— Begin MATERIAL PROVIDED —
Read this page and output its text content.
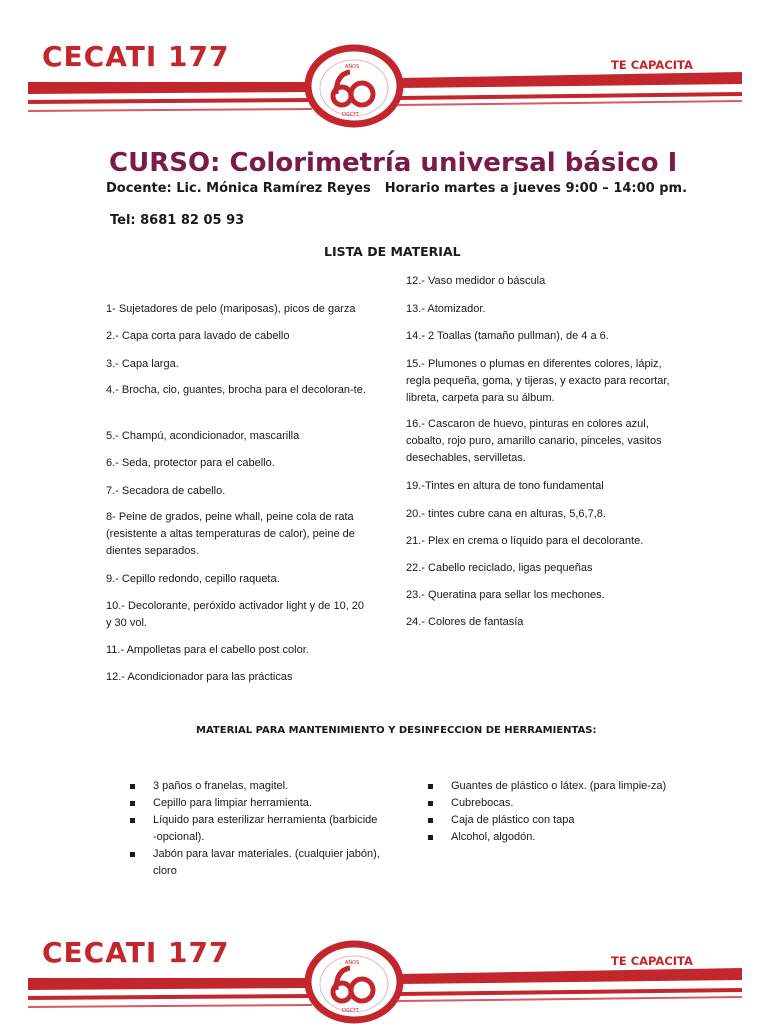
AÑOS
DGCFT
CECATI 177	TE CAPACITA
CURSO: Colorimetría universal básico I
Docente: Lic. Mónica Ramírez Reyes Horario martes a jueves 9:00 – 14:00 pm.
Tel: 8681 82 05 93
LISTA DE MATERIAL
1- Sujetadores de pelo (mariposas), picos de garza
2.- Capa corta para lavado de cabello
3.- Capa larga.
4.- Brocha, cio, guantes, brocha para el decoloran-te.
5.- Champú, acondicionador, mascarilla
6.- Seda, protector para el cabello.
7.- Secadora de cabello.
8- Peine de grados, peine whall, peine cola de rata (resistente a altas temperaturas de calor), peine de dientes separados.
9.- Cepillo redondo, cepillo raqueta.
10.- Decolorante, peróxido activador light y de 10, 20 y 30 vol.
11.- Ampolletas para el cabello post color.
12.- Acondicionador para las prácticas
12.- Vaso medidor o báscula
13.- Atomizador.
14.- 2 Toallas (tamaño pullman), de 4 a 6.
15.- Plumones o plumas en diferentes colores, lápiz, regla pequeña, goma, y tijeras, y exacto para recortar, libreta, carpeta para su álbum.
16.- Cascaron de huevo, pinturas en colores azul, cobalto, rojo puro, amarillo canario, pinceles, vasitos desechables, servilletas.
19.-Tintes en altura de tono fundamental
20.- tintes cubre cana en alturas, 5,6,7,8.
21.- Plex en crema o líquido para el decolorante.
22.- Cabello reciclado, ligas pequeñas
23.- Queratina para sellar los mechones.
24.- Colores de fantasía
MATERIAL PARA MANTENIMIENTO Y DESINFECCION DE HERRAMIENTAS:
3 paños o franelas, magitel.
Cepillo para limpiar herramienta.
Líquido para esterilizar herramienta (barbicide -opcional).
Jabón para lavar materiales. (cualquier jabón), cloro
Guantes de plástico o látex. (para limpie-za)
Cubrebocas.
Caja de plástico con tapa
Alcohol, algodón.
AÑOS
DGCFT
CECATI 177	TE CAPACITA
— End MATERIAL PROVIDED —
The material above must be printed exactly, with its pictures left out.

Read this page and output its text content.
AÑOS
DGCFT
CECATI 177	TE CAPACITA
CURSO: Colorimetría universal básico I
Docente: Lic. Mónica Ramírez Reyes Horario martes a jueves 9:00 – 14:00 pm.
Tel: 8681 82 05 93
LISTA DE MATERIAL
1- Sujetadores de pelo (mariposas), picos de garza
2.- Capa corta para lavado de cabello
3.- Capa larga.
4.- Brocha, cio, guantes, brocha para el decoloran-te.
5.- Champú, acondicionador, mascarilla
6.- Seda, protector para el cabello.
7.- Secadora de cabello.
8- Peine de grados, peine whall, peine cola de rata (resistente a altas temperaturas de calor), peine de dientes separados.
9.- Cepillo redondo, cepillo raqueta.
10.- Decolorante, peróxido activador light y de 10, 20 y 30 vol.
11.- Ampolletas para el cabello post color.
12.- Acondicionador para las prácticas
12.- Vaso medidor o báscula
13.- Atomizador.
14.- 2 Toallas (tamaño pullman), de 4 a 6.
15.- Plumones o plumas en diferentes colores, lápiz, regla pequeña, goma, y tijeras, y exacto para recortar, libreta, carpeta para su álbum.
16.- Cascaron de huevo, pinturas en colores azul, cobalto, rojo puro, amarillo canario, pinceles, vasitos desechables, servilletas.
19.-Tintes en altura de tono fundamental
20.- tintes cubre cana en alturas, 5,6,7,8.
21.- Plex en crema o líquido para el decolorante.
22.- Cabello reciclado, ligas pequeñas
23.- Queratina para sellar los mechones.
24.- Colores de fantasía
MATERIAL PARA MANTENIMIENTO Y DESINFECCION DE HERRAMIENTAS:
3 paños o franelas, magitel.
Cepillo para limpiar herramienta.
Líquido para esterilizar herramienta (barbicide -opcional).
Jabón para lavar materiales. (cualquier jabón), cloro
Guantes de plástico o látex. (para limpie-za)
Cubrebocas.
Caja de plástico con tapa
Alcohol, algodón.
AÑOS
DGCFT
CECATI 177	TE CAPACITA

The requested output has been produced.